● Work task
Set down, word for word, the part of the xrootd message that begins at the words "A followup on" and stops after the words "other site does.".

● Exercise passage
Print

Print


Hey,


It appears that installing the xrootd packages from another repository fixes. We switched from installing from the epel repository to installing from OSG makes it work without issue.


The versions for the relevant packages were:

xrootd-client-libs-5.5.1-1.el7.x86_64
xrootd-libs-5.5.1-1.el7.x86_64
xrootd-server-libs-5.5.1-1.el7.x86_64
xrootd-server-5.5.1-1.el7.x86_64
xrootd-selinux-5.5.1-1.el7.noarch
xrootd-5.5.1-1.el7.x86_64
xrootd-voms-5.5.1-1.el7.x86_64


And are now:

xrootd-client-libs-5.5.1-1.4.osg36.el7.x86_64
xrootd-libs-5.5.1-1.4.osg36.el7.x86_64
xrootd-server-libs-5.5.1-1.4.osg36.el7.x86_64
xrootd-server-5.5.1-1.4.osg36.el7.x86_64
xrootd-selinux-5.5.1-1.4.osg36.el7.noarch
xrootd-5.5.1-1.4.osg36.el7.x86_64
xrootd-voms-5.5.1-1.4.osg36.el7.x86_64


________________________________
From: [log in to unmask] <[log in to unmask]> on behalf of Marcus Ebert <[log in to unmask]>
Sent: Wednesday, January 25, 2023 10:31:16 AM
To: [log in to unmask]
Subject: TPC: push as active site works, pull does not

Hi all,

A followup on my email from Jan 23rd, for which I just realized that the subject line was deleted before sending, making it impossible to view on the web archive:

Issue we see is that on new installations of plain xrootd the HTTP TPC does not fully work. There are no issues when being the passive site, but when the newly setup machines are the active site then a pull from any other site does not work, while a push to any other site does.

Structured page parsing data
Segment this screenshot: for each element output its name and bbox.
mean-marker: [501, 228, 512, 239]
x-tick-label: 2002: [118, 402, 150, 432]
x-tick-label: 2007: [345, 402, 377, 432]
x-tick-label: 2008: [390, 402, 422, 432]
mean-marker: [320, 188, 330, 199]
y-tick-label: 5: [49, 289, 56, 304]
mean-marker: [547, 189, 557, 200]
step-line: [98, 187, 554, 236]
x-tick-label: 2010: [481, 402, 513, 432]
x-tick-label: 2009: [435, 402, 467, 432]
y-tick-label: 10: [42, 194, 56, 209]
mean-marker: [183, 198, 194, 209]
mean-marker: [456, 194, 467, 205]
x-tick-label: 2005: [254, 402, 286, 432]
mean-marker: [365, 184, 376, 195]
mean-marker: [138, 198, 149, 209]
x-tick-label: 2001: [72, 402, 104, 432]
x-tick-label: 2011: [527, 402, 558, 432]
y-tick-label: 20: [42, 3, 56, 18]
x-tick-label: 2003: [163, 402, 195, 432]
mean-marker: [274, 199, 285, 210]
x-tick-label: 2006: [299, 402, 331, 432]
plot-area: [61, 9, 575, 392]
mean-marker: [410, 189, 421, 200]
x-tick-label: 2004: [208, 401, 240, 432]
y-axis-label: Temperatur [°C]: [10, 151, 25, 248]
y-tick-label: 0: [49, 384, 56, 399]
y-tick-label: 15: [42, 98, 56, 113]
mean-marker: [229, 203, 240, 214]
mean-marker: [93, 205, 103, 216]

● Answer for the task
A followup on my email from Jan 23rd, for which I just realized that the subject line was deleted before sending, making it impossible to view on the web archive:

Issue we see is that on new installations of plain xrootd the HTTP TPC does not fully work. There are no issues when being the passive site, but when the newly setup machines are the active site then a pull from any other site does not work, while a push to any other site does.